WHAT YOU HAVE TO DO | Scan the data below and report how many lines include the word "name". Nothing else is wanted.

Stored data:
────────────────────

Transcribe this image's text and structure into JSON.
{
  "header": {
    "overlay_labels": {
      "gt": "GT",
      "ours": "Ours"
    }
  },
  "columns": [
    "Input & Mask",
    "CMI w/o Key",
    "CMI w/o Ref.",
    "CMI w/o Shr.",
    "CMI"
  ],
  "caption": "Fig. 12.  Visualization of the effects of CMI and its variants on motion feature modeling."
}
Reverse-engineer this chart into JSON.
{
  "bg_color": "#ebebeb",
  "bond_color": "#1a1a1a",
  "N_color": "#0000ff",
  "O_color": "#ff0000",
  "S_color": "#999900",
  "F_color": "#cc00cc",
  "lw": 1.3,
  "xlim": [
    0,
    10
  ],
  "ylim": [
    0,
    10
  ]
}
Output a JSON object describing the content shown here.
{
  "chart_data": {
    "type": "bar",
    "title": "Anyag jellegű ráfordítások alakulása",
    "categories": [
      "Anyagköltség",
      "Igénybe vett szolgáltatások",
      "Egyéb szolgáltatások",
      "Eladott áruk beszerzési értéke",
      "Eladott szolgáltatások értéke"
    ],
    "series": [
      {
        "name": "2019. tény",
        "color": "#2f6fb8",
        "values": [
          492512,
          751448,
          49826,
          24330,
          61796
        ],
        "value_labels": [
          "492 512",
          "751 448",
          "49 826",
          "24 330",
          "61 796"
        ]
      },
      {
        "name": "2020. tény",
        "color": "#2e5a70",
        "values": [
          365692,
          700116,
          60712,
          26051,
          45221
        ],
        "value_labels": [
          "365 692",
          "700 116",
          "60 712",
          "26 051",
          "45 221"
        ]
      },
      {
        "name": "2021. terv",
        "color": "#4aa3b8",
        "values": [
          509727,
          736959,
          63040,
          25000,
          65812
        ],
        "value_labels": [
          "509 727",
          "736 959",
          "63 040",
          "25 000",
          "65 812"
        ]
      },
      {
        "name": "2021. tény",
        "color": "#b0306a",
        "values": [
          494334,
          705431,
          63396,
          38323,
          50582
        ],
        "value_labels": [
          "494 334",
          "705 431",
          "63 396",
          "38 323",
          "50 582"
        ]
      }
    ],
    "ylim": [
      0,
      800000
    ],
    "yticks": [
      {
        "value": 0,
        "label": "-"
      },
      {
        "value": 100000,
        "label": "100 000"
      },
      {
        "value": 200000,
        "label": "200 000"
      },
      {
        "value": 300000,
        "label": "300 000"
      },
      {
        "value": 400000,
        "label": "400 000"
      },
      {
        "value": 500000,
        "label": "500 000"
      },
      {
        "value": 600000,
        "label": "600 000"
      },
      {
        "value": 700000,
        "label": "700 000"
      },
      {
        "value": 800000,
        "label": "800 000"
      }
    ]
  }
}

────────────────────

PROBLEM SOLUTION | 4